▶ [Texto mostrado]
Cuando llegue a trabajar en Reading me sorprendió la cantidad de Latinos que no tenían conocimiento de la cultura de sus padres ni de sus ancestros. Muchos habían nacido en los Estados Unidos y otros habían dejado sus países de origen desde muy pequeños. La mayoría apenas hablaba español y en muchos casos los padres no hablaban inglés.
Fue difícil para mi entender esa dinámica, cuando la comunicación es un elemento clave en la convivencia familiar. Cuando compartí con niños y jóvenes estos no tenían una idea de lo que era su cultura. La confusión entre su entorno familiar y la cultura dominante no les permitía desarrollar una identidad saludable. Por eso como parte de mi trabajo la educación cultural y el crear un balance entre su cultura y la mayoritaria fueron fundamentales.

▶ [Qué se pide] Retoma el texto sobre la identidad cultural de los jóvenes latinos en Reading y continúalo a partir de su última oración.

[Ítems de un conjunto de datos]

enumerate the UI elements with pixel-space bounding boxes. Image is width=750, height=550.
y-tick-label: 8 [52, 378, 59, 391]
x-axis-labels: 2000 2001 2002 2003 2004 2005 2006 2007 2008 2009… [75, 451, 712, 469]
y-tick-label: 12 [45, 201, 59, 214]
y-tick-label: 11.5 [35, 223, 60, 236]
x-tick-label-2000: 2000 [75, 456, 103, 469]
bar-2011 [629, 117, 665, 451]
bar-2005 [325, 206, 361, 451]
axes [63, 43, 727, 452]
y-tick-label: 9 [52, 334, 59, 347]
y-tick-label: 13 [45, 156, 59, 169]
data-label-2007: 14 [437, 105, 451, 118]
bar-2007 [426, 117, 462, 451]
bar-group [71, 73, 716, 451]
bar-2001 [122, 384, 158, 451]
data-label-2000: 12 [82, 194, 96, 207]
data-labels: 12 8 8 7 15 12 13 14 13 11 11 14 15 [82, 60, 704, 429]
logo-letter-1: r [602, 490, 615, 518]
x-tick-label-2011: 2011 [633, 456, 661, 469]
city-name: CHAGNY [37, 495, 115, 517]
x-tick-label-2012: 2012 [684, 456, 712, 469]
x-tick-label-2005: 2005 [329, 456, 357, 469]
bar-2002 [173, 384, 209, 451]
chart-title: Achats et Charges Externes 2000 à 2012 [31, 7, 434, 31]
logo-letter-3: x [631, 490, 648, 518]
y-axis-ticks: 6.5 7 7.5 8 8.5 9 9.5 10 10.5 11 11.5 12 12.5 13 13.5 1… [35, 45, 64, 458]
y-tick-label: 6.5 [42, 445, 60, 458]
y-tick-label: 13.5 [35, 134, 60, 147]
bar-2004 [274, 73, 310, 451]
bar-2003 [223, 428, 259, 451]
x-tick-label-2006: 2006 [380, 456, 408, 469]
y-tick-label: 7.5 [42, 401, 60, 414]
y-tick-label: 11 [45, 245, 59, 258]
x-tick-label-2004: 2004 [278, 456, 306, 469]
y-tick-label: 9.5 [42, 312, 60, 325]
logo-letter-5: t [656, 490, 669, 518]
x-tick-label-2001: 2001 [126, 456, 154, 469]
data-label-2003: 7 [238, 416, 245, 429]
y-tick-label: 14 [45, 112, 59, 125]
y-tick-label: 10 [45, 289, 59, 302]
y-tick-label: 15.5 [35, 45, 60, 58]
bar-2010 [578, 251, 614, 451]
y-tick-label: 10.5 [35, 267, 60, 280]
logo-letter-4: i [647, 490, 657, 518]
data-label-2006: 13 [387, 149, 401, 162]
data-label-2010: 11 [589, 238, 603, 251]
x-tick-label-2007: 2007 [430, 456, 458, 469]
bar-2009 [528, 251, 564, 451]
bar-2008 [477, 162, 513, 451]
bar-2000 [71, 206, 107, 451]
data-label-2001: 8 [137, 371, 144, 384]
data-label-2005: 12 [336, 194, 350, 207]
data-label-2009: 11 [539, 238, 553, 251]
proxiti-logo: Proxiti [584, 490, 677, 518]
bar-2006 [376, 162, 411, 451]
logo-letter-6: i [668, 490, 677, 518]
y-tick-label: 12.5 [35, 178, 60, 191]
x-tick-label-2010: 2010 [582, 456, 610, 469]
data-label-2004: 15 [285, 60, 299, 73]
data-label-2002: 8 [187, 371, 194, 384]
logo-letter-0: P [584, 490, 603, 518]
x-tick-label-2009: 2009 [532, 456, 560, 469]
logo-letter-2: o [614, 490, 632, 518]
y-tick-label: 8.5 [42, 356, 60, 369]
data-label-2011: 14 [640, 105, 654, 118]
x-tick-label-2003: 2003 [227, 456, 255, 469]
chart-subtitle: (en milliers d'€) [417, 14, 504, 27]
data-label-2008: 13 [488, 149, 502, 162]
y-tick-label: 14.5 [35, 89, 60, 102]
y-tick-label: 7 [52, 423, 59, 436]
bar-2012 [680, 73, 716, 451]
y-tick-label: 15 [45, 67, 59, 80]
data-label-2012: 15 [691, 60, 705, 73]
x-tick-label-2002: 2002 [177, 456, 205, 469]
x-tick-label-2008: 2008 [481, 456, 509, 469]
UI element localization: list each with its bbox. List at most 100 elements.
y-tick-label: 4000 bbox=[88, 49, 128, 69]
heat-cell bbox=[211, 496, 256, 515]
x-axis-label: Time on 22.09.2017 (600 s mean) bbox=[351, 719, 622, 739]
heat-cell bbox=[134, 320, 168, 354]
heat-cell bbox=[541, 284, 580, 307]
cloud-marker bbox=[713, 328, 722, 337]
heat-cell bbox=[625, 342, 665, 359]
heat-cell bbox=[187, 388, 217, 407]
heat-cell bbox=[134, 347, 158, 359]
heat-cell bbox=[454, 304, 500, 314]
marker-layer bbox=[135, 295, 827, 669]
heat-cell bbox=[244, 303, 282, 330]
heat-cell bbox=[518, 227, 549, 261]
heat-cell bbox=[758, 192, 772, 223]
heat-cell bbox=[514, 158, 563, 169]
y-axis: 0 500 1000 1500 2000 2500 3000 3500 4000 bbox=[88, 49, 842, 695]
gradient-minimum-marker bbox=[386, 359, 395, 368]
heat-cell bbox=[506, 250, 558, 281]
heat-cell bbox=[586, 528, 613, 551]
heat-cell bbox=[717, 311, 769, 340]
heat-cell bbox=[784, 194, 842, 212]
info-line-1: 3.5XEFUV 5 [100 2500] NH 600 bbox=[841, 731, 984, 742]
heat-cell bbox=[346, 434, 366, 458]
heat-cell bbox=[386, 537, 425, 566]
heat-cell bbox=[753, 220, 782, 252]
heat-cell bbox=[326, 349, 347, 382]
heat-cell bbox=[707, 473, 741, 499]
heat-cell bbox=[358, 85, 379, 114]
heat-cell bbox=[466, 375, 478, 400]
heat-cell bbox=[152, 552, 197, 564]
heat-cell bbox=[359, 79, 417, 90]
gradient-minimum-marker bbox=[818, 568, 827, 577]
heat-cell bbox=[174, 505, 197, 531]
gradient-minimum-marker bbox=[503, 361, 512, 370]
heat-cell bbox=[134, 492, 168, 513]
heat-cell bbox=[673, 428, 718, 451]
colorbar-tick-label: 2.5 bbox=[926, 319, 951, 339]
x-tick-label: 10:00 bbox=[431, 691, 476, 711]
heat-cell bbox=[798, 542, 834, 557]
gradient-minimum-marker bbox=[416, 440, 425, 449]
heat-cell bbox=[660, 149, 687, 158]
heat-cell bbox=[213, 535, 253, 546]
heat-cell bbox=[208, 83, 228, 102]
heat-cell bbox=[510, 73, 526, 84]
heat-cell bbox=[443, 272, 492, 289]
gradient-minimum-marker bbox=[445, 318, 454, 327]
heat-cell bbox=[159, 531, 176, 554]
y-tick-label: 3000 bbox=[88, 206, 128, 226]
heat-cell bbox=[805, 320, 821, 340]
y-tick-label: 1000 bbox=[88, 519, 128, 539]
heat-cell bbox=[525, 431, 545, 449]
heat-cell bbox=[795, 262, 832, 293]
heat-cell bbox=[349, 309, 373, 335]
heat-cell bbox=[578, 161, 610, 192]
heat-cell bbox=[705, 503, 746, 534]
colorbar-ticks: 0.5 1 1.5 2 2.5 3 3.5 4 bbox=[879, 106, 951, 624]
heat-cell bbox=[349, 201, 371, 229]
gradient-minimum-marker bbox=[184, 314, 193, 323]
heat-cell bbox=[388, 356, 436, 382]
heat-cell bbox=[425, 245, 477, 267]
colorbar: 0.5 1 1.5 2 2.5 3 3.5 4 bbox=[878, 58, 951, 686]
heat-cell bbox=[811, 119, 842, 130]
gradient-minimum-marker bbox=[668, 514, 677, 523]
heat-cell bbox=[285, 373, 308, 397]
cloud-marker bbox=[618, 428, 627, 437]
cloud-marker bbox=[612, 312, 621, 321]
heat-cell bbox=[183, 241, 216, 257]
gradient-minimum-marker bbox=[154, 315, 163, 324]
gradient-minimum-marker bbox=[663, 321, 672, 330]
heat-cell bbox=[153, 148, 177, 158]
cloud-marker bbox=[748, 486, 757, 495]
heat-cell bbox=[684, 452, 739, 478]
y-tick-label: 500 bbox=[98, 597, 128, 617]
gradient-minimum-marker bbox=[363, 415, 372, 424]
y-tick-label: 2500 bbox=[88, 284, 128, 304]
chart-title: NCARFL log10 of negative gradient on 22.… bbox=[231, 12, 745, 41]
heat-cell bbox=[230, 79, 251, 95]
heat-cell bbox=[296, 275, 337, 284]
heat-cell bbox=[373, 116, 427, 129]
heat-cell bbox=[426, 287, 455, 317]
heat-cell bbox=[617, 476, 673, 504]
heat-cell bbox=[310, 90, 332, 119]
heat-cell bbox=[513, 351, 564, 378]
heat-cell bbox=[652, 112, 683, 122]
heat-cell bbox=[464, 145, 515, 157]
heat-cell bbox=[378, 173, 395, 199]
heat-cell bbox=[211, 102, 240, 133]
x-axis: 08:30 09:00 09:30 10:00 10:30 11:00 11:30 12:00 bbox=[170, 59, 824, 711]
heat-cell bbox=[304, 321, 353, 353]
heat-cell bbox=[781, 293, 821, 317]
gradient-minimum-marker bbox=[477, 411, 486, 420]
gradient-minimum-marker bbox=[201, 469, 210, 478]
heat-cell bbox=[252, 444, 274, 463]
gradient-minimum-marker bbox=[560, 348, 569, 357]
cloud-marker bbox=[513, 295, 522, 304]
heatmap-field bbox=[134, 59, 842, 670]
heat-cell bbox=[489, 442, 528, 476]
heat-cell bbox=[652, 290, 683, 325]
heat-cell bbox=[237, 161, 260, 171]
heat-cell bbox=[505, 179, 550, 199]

▶ [La respuesta]
El orgullo patrio y el saber de dónde venimos son claves para navegar mejor en una nueva cultura. Aprendemos a apreciar y respetar sin perder nuestra identidad. Las escuelas carecen de currículos culturales. Por eso la importancia de programas comunitarios que llenen ese vacío. Para mí el amor a la patria y el honrar a los ancestros son valores fundamentales en el desarrollo de los seres humanos. Cada uno de nosotros es lo que es gracias a esos que fueron responsables de forjar el camino para nosotros continuarlo.
Yo digo como el poeta Juan A. Corretjer “yo sería Borincana, aunque naciera en la luna”. No hay mejor sensación que el orgullo patrio cuando se navega por mares y rumbos diferentes. Feliz mes de la Hispanidad.